PAGE EXCERPT »
NMR characterization of paclitaxel/poly (styrene-isobutylene-styrene) formulations

Abstract

TAXUS™ is a coronary drug-eluting stent system utilizing a formulation consisting of cellular-target drug paclitaxel and poly (styrene-isobutylene-styrene) (SIBS). The present study investigates the interaction and interfacial dynamics of paclitaxel incorporated in a nano-polymeric matrix system. Solution and solid-state CP/MAS NMR experiments were designed to characterize the microstructure of heterogeneous drug–polymer mixtures in terms of its composition, molecular mobility, molecular order, paclitaxel–SIBS molecular interactions, and molecular mobility of the drug in the polymer matrix. The NMR spectra demonstrated unchanged chemical shifts between the neat and incorporated paclitaxel, and suggested that the level of the interactions between paclitaxel and SIBS is limited to non-bonding interactions or physical interactions between paclitaxel and SIBS when mixed in solution under NMR detection. Carbon spin-lattice relaxation time and proton spin-lattice relaxation time in the rotating frame offer further confirmation that the mobility of paclitaxel is increased in the paclitaxel–SIBS mixture. The results also indicate that a change occurs from crystalline packing to amorphous packing in paclitaxel due to its intermolecular interaction with SIBS. Our studies were used in understanding the detailed structure, morphology, and molecular motion of paclitaxel in the paclitaxel–SIBS system and to probe chemical and physical heterogeneity down to the nanometer scale.

Page layout parsing data »
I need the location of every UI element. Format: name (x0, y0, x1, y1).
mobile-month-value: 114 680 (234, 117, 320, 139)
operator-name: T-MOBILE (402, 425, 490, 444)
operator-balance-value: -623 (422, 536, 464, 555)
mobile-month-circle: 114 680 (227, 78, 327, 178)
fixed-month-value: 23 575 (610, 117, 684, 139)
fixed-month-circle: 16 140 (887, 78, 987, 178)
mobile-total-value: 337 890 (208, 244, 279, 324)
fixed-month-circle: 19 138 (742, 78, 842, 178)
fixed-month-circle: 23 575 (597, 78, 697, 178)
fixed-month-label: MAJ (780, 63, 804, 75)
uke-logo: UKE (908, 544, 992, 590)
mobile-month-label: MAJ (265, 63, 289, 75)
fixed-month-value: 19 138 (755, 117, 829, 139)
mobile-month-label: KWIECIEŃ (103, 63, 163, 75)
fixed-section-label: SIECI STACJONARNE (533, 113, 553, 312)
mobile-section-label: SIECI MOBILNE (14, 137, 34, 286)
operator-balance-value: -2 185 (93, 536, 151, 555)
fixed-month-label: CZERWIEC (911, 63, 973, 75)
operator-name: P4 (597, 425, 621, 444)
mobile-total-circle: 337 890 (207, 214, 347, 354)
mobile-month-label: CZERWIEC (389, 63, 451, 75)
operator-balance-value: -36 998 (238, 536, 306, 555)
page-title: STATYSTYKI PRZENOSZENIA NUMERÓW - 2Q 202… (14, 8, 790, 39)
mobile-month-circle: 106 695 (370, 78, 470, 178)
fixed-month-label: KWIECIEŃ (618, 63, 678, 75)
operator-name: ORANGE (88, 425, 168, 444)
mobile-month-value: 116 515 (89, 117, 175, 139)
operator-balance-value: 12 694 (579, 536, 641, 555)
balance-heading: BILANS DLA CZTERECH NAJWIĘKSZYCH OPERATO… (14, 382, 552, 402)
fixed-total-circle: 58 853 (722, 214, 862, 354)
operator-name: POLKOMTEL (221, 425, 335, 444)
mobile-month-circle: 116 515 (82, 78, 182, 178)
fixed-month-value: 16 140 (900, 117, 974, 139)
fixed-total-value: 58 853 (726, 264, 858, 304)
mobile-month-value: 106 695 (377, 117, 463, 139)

ASSIGNED TASK A » According to the abstract, what kind of packing does paclitaxel change to as a result of its intermolecular interaction with SIBS?
ASSIGNED TASK B » List every property the abstract names as the terms in which the NMR experiments were designed to characterize the microstructure of the drug–polymer mixtures.

TASK RESPONSE A » It changes from crystalline packing to amorphous packing.

TASK RESPONSE B »
- composition
- molecular mobility
- molecular order
- paclitaxel–SIBS molecular interactions
- molecular mobility of the drug in the polymer matrix